Short exercise: Every line of the data that contains the string "JSON" must be copied.
** Start of Available records **
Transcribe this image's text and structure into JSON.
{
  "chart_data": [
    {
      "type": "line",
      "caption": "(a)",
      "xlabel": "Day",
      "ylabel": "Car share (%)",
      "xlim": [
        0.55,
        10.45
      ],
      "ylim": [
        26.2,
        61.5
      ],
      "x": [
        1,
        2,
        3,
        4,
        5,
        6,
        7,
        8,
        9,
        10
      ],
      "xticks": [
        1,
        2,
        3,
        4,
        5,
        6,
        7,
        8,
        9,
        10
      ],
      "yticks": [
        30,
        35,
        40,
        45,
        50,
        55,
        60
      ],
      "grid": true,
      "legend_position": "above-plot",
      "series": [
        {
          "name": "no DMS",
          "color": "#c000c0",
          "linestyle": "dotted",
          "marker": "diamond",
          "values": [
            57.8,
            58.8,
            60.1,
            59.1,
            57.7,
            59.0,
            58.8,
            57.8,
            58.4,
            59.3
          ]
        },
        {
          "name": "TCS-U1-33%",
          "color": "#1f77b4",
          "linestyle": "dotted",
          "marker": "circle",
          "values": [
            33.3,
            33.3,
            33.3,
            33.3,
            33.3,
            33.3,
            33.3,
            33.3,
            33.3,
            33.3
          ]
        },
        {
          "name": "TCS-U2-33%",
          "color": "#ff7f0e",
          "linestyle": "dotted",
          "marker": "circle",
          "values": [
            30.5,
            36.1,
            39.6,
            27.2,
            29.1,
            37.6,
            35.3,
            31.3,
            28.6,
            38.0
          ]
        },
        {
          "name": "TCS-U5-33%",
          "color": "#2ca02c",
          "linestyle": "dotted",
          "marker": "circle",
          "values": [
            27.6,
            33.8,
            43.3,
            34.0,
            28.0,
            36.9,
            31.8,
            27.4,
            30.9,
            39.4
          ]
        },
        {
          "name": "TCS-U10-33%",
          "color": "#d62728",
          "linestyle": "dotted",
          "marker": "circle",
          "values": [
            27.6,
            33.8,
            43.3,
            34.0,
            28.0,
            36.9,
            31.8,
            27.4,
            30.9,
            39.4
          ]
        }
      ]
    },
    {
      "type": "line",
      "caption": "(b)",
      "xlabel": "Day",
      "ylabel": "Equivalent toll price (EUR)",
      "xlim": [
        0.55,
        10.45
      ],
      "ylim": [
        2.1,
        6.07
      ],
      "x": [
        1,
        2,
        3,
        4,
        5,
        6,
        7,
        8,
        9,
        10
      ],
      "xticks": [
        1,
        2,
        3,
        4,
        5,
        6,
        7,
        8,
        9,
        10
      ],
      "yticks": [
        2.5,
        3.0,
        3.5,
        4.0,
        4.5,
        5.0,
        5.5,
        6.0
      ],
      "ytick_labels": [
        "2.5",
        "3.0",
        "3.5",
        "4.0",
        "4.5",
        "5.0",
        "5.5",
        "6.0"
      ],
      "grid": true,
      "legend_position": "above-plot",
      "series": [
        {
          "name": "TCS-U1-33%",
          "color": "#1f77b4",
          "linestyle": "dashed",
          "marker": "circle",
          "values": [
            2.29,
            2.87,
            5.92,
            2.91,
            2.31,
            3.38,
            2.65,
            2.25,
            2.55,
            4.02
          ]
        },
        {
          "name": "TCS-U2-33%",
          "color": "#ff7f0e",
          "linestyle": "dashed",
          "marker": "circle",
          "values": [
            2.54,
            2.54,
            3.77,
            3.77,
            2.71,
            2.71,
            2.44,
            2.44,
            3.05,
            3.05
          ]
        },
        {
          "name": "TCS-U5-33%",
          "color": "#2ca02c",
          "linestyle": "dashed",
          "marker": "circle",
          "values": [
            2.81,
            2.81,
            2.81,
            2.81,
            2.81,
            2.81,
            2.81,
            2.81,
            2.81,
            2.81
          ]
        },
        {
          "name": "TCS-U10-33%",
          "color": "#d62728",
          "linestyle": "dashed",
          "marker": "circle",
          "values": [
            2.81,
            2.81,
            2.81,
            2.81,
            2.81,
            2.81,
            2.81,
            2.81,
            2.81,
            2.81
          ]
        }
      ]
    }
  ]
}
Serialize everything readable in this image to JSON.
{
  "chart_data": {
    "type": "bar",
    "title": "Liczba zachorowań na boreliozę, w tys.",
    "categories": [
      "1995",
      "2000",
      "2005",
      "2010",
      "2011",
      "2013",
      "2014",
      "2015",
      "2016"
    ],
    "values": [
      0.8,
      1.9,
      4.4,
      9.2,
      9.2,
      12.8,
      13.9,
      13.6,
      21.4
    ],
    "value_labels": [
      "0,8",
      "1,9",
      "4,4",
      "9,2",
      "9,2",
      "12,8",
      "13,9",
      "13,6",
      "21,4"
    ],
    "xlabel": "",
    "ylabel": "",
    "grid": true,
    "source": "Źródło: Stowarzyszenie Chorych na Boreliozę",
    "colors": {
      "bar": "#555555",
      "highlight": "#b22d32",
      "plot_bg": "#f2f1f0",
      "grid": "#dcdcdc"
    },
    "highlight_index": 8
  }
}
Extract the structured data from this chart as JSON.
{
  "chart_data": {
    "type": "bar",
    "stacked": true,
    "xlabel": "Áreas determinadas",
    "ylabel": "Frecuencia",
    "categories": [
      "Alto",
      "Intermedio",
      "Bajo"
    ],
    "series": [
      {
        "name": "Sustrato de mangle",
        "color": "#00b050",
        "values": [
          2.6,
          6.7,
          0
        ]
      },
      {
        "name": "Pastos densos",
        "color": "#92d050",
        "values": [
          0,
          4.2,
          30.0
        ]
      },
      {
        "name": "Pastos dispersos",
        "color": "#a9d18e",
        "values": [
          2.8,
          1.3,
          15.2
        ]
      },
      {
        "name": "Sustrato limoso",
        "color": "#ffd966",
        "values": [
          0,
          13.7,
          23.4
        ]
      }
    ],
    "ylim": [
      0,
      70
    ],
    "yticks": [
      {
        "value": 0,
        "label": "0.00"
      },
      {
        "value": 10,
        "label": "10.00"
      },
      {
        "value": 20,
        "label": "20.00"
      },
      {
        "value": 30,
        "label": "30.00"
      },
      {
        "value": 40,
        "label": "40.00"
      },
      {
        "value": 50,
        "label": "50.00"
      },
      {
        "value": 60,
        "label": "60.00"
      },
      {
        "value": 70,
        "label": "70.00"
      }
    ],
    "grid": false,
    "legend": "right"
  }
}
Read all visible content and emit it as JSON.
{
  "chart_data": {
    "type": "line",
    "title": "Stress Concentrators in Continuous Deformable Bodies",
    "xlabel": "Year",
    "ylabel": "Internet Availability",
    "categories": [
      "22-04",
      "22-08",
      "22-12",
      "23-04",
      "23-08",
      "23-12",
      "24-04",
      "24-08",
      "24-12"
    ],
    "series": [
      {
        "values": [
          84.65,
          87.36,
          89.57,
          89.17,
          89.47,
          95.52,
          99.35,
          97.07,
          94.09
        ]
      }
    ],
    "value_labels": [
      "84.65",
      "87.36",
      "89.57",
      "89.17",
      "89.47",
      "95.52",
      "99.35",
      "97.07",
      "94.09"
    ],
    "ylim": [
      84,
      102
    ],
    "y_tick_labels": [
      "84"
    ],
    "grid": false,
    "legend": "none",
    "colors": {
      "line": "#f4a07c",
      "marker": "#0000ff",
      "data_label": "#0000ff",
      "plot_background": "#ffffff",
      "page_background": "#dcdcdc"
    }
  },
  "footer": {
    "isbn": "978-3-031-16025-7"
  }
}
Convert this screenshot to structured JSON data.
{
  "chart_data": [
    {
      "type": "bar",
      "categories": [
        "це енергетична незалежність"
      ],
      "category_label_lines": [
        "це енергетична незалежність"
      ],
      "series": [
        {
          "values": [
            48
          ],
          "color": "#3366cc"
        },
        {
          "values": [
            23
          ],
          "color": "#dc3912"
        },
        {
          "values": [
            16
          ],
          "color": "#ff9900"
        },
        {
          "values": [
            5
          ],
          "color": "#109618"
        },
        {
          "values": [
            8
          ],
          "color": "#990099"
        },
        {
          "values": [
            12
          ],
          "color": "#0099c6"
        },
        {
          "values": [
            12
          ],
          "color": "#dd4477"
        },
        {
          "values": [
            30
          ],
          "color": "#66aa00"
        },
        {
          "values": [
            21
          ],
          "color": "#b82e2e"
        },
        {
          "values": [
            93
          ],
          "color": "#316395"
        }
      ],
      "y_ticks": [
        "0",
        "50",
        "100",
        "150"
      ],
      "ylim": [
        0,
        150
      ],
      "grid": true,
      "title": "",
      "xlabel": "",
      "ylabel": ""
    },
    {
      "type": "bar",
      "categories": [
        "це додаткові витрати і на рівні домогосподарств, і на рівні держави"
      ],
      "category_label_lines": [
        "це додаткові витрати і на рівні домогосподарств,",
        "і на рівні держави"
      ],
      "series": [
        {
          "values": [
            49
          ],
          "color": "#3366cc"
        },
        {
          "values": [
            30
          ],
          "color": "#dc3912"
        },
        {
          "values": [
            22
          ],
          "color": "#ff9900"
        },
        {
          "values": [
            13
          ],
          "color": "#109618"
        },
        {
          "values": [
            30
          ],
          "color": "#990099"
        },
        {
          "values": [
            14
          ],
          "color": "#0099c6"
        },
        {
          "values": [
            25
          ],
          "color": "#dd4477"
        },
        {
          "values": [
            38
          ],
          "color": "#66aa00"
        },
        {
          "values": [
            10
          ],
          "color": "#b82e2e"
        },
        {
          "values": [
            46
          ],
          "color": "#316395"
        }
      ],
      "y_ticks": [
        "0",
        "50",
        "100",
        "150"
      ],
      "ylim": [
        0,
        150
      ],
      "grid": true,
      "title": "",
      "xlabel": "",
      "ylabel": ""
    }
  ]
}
** End of Available records **
Answer to this problem:
Transcribe this image's text and structure into JSON.
Serialize everything readable in this image to JSON.
Extract the structured data from this chart as JSON.
Read all visible content and emit it as JSON.
Convert this screenshot to structured JSON data.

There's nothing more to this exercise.